Extracted records →
——
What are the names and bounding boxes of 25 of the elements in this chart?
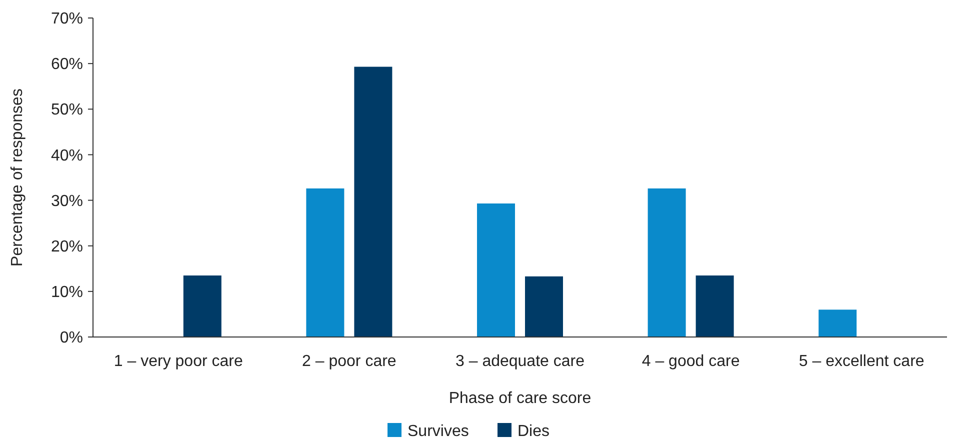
y-axis-title: Percentage of responses <box>9 88 26 266</box>
bar <box>306 188 344 337</box>
y-tick-label: 30% <box>50 192 83 210</box>
bar <box>696 275 734 337</box>
bar <box>354 66 392 337</box>
y-tick-label: 10% <box>50 284 83 302</box>
y-tick-label: 0% <box>60 330 83 347</box>
x-tick-label: 1 – very poor care <box>114 353 243 370</box>
y-tick-label: 70% <box>50 10 83 28</box>
x-tick-label: 3 – adequate care <box>456 353 585 370</box>
y-tick-label: 40% <box>50 147 83 164</box>
y-tick-label: 20% <box>50 238 83 256</box>
legend-label: Dies <box>518 423 550 440</box>
x-tick-label: 2 – poor care <box>302 353 396 370</box>
x-axis-title: Phase of care score <box>448 390 592 407</box>
bar <box>525 276 563 337</box>
bar <box>818 310 857 337</box>
legend-label: Survives <box>408 423 469 440</box>
bar <box>648 188 686 337</box>
bar <box>183 275 222 337</box>
bar <box>477 203 515 337</box>
x-tick-label: 5 – excellent care <box>798 353 924 370</box>
y-tick-label: 60% <box>50 56 83 74</box>
y-tick-label: 50% <box>50 102 83 119</box>
x-tick-label: 4 – good care <box>642 353 740 370</box>
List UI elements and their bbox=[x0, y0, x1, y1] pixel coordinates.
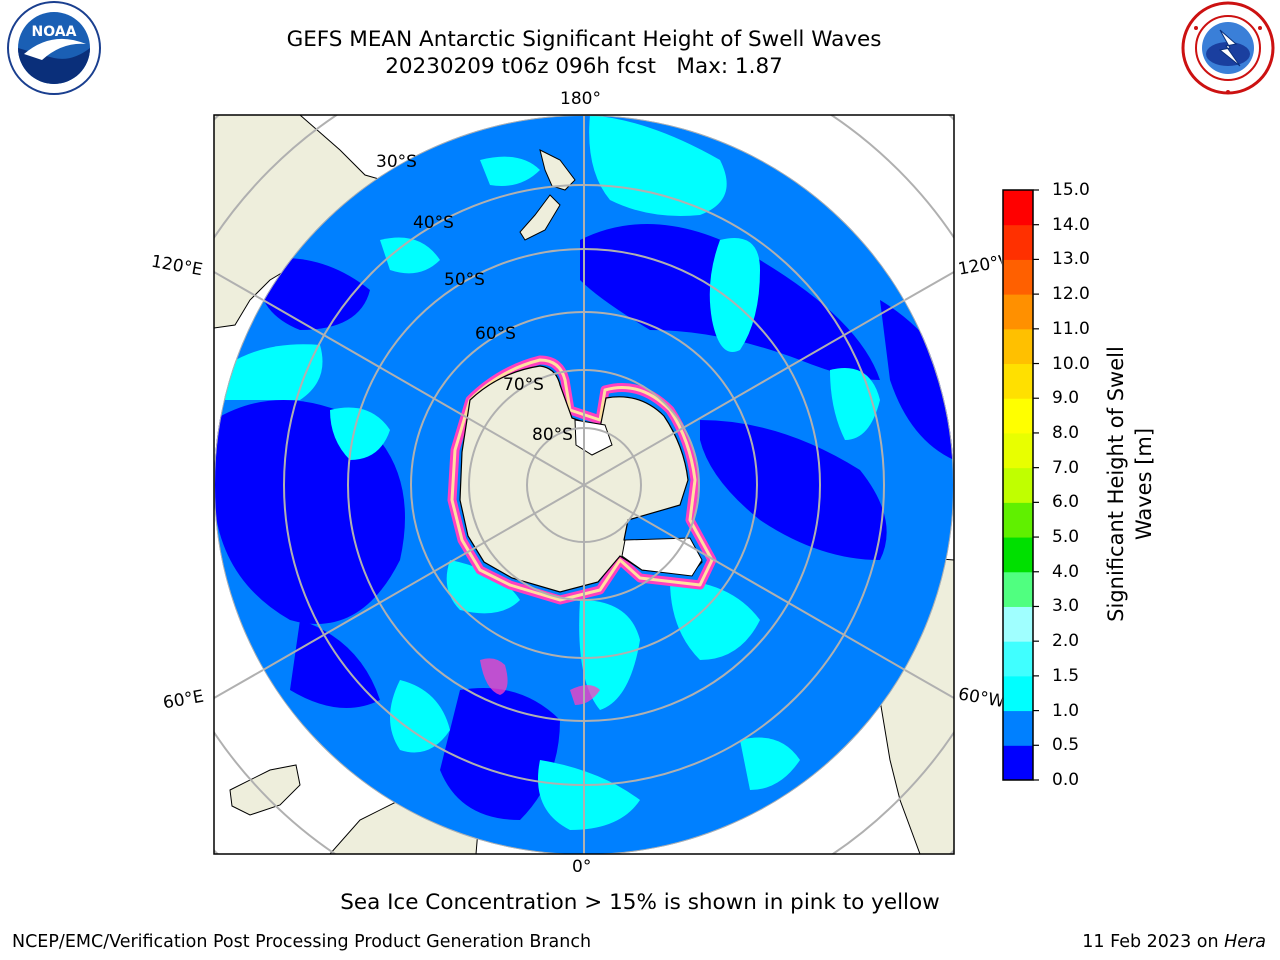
colorbar-tick-label: 14.0 bbox=[1052, 214, 1090, 235]
nws-logo bbox=[1181, 1, 1275, 95]
colorbar-segment bbox=[1003, 363, 1033, 399]
latitude-label-70s: 70°S bbox=[503, 375, 544, 395]
colorbar-tick-label: 2.0 bbox=[1052, 631, 1080, 652]
colorbar-tick-label: 1.5 bbox=[1052, 665, 1080, 686]
colorbar-tick-label: 8.0 bbox=[1052, 422, 1080, 443]
latitude-label-80s: 80°S bbox=[532, 425, 573, 445]
colorbar-segment bbox=[1003, 537, 1033, 573]
colorbar-segment bbox=[1003, 745, 1033, 781]
colorbar-segment bbox=[1003, 641, 1033, 677]
colorbar-segment bbox=[1003, 467, 1033, 503]
colorbar-tick-label: 0.0 bbox=[1052, 770, 1080, 790]
noaa-logo: NOAA bbox=[7, 1, 101, 95]
latitude-label-50s: 50°S bbox=[444, 270, 485, 290]
colorbar-segment bbox=[1003, 675, 1033, 712]
colorbar-tick-label: 0.5 bbox=[1052, 735, 1080, 756]
colorbar-tick-label: 11.0 bbox=[1052, 318, 1090, 339]
colorbar-segment bbox=[1003, 259, 1033, 295]
colorbar-tick-label: 5.0 bbox=[1052, 527, 1080, 548]
weddell-sea-ice bbox=[621, 537, 703, 577]
colorbar-segment bbox=[1003, 224, 1033, 260]
footer-credit: NCEP/EMC/Verification Post Processing Pr… bbox=[12, 932, 592, 952]
map-subtitle: 20230209 t06z 096h fcst Max: 1.87 bbox=[385, 54, 783, 79]
colorbar-tick-label: 9.0 bbox=[1052, 388, 1080, 409]
colorbar bbox=[1002, 189, 1039, 781]
colorbar-segment bbox=[1003, 502, 1033, 538]
latitude-label-40s: 40°S bbox=[413, 213, 454, 233]
colorbar-segment bbox=[1003, 294, 1033, 330]
svg-text:NOAA: NOAA bbox=[32, 24, 77, 40]
longitude-label-top: 180° bbox=[560, 89, 601, 109]
latitude-label-60s: 60°S bbox=[475, 324, 516, 344]
new-zealand-landmass bbox=[519, 149, 576, 241]
sea-ice-caption: Sea Ice Concentration > 15% is shown in … bbox=[340, 890, 940, 915]
colorbar-segment bbox=[1003, 328, 1033, 365]
colorbar-tick-label: 13.0 bbox=[1052, 249, 1090, 270]
colorbar-tick-label: 10.0 bbox=[1052, 353, 1090, 374]
colorbar-segment bbox=[1003, 606, 1033, 642]
map-title: GEFS MEAN Antarctic Significant Height o… bbox=[286, 27, 882, 52]
longitude-label-bottom: 0° bbox=[572, 857, 592, 877]
colorbar-tick-label: 6.0 bbox=[1052, 492, 1080, 513]
colorbar-tick-label: 3.0 bbox=[1052, 596, 1080, 617]
colorbar-segment bbox=[1003, 571, 1033, 607]
latitude-label-30s: 30°S bbox=[376, 152, 417, 172]
colorbar-tick-label: 15.0 bbox=[1052, 180, 1090, 200]
colorbar-segment bbox=[1003, 398, 1033, 434]
colorbar-tick-label: 1.0 bbox=[1052, 700, 1080, 721]
colorbar-segment bbox=[1003, 710, 1033, 746]
colorbar-tick-label: 12.0 bbox=[1052, 284, 1090, 305]
colorbar-segment bbox=[1003, 432, 1033, 469]
footer-host: Hera bbox=[1224, 932, 1266, 952]
map-frame bbox=[213, 114, 955, 855]
colorbar-title: Significant Height of Swell Waves [m] bbox=[1104, 346, 1156, 622]
colorbar-tick-label: 4.0 bbox=[1052, 561, 1080, 582]
colorbar-tick-label: 7.0 bbox=[1052, 457, 1080, 478]
footer-date: 11 Feb 2023 on Hera bbox=[1082, 932, 1266, 952]
colorbar-segment bbox=[1003, 190, 1033, 226]
madagascar-landmass bbox=[229, 764, 301, 816]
——
SET PROBLEM →
Please set down the data from the line with "colorbar-tick-label: 14.0 bbox=[1052, 214, 1090, 235]" to the line with "colorbar-tick-label: 0.5 bbox=[1052, 735, 1080, 756]", both included, with no changes.

EXPECTED ANSWER →
colorbar-tick-label: 14.0 bbox=[1052, 214, 1090, 235]
nws-logo bbox=[1181, 1, 1275, 95]
colorbar-segment bbox=[1003, 363, 1033, 399]
latitude-label-70s: 70°S bbox=[503, 375, 544, 395]
colorbar-tick-label: 2.0 bbox=[1052, 631, 1080, 652]
colorbar-tick-label: 1.5 bbox=[1052, 665, 1080, 686]
colorbar-tick-label: 8.0 bbox=[1052, 422, 1080, 443]
latitude-label-80s: 80°S bbox=[532, 425, 573, 445]
colorbar-segment bbox=[1003, 537, 1033, 573]
colorbar-segment bbox=[1003, 745, 1033, 781]
colorbar-segment bbox=[1003, 641, 1033, 677]
colorbar-segment bbox=[1003, 467, 1033, 503]
colorbar-tick-label: 0.0 bbox=[1052, 770, 1080, 790]
noaa-logo: NOAA bbox=[7, 1, 101, 95]
latitude-label-50s: 50°S bbox=[444, 270, 485, 290]
colorbar-segment bbox=[1003, 675, 1033, 712]
colorbar-tick-label: 0.5 bbox=[1052, 735, 1080, 756]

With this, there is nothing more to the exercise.